REQUIREMENTS ::
Draw out every line with the word "ponto" from the listing below.

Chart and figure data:
○ ○ ○ ○ ○ ○ ○

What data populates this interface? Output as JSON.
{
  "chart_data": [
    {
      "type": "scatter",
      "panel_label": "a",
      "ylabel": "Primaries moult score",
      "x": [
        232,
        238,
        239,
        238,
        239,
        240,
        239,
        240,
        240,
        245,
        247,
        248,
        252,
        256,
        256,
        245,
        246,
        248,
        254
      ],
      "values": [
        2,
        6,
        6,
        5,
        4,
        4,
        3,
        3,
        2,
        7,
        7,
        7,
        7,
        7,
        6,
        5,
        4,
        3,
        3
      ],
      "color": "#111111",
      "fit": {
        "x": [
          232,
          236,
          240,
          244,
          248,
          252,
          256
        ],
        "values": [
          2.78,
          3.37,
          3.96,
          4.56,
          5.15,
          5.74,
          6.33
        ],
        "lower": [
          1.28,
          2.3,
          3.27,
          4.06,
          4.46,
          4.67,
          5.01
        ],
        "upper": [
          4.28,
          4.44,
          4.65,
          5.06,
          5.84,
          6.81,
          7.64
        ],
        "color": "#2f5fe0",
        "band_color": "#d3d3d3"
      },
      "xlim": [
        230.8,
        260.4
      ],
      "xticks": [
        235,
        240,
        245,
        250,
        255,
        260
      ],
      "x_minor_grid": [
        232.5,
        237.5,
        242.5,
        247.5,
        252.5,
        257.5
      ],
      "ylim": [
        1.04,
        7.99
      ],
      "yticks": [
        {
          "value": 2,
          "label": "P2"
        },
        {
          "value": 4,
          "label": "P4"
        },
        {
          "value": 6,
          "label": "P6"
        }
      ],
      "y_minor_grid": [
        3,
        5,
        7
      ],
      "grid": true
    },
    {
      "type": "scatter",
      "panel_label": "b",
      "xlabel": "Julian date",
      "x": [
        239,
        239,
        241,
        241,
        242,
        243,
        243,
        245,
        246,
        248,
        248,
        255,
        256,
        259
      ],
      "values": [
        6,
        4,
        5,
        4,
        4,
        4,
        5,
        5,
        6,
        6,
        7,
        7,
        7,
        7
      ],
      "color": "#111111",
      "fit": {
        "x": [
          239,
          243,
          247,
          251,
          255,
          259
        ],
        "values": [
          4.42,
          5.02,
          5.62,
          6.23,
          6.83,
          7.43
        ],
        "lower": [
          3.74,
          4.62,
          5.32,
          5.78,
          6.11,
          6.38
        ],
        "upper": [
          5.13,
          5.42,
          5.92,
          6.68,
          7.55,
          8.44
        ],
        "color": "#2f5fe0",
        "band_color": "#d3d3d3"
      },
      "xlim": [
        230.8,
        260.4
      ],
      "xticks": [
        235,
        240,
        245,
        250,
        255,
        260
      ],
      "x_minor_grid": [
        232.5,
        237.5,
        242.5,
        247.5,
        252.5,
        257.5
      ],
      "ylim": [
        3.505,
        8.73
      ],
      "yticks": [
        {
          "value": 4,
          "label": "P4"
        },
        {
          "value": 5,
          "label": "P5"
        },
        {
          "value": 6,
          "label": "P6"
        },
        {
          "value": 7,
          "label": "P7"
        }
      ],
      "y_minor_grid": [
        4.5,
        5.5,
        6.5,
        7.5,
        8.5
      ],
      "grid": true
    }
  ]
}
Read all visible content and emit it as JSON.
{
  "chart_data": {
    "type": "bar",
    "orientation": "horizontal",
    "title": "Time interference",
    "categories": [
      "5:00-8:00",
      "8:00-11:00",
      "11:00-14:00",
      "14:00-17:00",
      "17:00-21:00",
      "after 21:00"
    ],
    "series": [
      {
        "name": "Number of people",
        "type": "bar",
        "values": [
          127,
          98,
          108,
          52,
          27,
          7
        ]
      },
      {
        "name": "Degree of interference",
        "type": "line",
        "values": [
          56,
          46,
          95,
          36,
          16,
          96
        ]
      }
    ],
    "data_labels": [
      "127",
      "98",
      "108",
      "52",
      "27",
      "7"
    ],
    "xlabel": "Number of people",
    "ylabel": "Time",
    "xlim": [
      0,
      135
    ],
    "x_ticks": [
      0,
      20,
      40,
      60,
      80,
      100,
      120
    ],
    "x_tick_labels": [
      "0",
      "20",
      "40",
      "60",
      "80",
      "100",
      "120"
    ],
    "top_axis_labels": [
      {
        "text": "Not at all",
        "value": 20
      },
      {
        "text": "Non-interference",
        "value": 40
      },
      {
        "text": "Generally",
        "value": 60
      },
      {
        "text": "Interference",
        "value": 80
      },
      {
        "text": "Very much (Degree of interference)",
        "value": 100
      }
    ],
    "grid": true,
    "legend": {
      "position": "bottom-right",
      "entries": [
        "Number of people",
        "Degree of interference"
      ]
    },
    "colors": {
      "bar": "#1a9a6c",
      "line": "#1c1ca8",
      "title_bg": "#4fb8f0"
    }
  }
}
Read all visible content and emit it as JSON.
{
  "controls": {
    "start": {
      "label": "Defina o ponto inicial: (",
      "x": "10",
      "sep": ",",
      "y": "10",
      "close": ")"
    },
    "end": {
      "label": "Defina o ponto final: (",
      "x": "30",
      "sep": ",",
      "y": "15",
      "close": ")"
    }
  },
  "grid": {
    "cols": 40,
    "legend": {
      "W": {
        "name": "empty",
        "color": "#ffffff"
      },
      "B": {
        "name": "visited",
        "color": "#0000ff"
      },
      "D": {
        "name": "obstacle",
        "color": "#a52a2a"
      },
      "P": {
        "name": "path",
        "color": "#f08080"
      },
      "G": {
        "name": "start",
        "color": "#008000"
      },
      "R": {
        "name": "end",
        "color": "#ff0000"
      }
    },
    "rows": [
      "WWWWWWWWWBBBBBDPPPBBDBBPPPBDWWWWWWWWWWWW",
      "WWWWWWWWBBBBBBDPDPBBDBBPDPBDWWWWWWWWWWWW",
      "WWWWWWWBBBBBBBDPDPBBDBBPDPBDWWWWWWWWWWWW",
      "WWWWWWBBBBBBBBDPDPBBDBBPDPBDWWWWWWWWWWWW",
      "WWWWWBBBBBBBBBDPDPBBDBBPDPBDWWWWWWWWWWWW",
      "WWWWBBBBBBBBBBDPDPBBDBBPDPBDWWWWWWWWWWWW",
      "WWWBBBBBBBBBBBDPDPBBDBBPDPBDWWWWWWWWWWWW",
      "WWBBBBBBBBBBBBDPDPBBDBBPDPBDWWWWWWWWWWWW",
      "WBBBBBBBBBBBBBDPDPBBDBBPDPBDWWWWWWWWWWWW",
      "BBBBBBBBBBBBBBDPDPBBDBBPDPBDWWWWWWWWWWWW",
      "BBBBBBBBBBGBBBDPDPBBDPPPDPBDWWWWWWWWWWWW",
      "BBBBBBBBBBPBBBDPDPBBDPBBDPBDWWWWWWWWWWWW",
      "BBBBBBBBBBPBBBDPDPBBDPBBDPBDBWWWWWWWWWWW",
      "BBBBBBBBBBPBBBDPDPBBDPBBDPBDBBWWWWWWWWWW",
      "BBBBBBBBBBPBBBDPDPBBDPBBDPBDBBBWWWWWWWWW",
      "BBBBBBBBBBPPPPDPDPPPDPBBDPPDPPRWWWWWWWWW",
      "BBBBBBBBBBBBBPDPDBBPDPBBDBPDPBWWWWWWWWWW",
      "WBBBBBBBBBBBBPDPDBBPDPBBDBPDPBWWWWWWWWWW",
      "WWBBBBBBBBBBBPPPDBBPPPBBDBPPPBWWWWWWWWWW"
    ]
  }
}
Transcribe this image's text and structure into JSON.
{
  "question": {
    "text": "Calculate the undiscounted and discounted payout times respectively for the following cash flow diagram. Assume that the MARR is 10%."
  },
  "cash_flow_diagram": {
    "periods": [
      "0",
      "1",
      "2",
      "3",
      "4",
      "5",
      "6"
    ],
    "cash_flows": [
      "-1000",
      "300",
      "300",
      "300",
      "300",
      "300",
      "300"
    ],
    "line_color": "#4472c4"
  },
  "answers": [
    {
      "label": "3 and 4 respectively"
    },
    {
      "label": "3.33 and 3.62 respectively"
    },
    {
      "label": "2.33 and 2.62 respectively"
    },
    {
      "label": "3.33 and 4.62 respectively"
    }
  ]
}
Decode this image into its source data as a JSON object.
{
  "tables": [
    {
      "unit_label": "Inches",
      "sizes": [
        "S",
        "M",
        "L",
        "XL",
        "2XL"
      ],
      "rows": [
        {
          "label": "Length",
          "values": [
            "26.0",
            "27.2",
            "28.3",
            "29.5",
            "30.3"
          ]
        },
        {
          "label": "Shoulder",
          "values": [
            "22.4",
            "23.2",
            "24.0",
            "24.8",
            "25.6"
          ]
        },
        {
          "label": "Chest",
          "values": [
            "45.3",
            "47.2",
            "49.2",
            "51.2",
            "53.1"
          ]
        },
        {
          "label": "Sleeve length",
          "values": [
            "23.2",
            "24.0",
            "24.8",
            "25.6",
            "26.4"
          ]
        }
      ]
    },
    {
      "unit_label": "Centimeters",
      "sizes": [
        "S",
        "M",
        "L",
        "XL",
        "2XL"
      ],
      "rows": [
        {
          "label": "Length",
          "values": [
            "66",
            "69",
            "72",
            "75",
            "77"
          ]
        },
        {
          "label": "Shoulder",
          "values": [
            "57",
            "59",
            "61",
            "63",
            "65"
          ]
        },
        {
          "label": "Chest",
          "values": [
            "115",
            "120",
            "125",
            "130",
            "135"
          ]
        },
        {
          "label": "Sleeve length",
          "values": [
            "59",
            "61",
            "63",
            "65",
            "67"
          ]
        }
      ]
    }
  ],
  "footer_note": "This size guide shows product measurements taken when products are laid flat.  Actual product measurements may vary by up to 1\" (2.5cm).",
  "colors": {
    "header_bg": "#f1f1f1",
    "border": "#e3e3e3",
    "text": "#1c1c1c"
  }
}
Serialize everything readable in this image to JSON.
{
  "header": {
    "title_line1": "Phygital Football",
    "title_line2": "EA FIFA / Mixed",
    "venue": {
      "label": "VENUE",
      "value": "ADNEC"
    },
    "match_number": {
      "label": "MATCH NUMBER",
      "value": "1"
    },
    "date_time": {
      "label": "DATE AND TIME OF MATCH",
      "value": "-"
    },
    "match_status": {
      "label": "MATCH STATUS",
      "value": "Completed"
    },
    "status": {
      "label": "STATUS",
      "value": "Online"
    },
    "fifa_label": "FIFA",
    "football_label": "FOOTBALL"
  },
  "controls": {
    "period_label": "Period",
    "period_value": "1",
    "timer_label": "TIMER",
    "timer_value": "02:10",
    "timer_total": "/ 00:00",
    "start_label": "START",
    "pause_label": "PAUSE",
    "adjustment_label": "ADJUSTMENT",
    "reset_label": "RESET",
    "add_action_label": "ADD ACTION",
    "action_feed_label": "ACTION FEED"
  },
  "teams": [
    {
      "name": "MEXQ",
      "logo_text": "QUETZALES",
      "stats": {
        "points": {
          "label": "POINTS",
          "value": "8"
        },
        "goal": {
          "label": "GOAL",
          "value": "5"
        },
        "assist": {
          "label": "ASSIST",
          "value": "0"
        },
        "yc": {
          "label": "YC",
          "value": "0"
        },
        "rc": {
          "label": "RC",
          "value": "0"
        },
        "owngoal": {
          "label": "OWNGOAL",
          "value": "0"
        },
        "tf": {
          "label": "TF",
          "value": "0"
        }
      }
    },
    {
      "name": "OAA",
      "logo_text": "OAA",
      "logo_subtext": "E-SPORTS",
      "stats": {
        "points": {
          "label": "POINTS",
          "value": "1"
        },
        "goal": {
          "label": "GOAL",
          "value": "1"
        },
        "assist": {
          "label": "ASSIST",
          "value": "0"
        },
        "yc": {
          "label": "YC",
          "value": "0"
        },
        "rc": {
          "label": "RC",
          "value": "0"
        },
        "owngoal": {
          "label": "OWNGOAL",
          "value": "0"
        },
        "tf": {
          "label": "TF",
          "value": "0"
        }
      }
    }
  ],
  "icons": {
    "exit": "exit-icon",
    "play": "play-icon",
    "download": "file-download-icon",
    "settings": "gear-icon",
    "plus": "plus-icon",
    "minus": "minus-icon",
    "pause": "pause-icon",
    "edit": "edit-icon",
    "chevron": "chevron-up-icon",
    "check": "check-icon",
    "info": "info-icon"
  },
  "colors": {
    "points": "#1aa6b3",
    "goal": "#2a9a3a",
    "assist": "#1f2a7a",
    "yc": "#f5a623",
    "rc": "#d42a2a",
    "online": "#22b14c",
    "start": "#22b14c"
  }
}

○ ○ ○ ○ ○ ○ ○

WRITTEN REPLY ::
      "label": "Defina o ponto inicial: (",
      "label": "Defina o ponto final: (",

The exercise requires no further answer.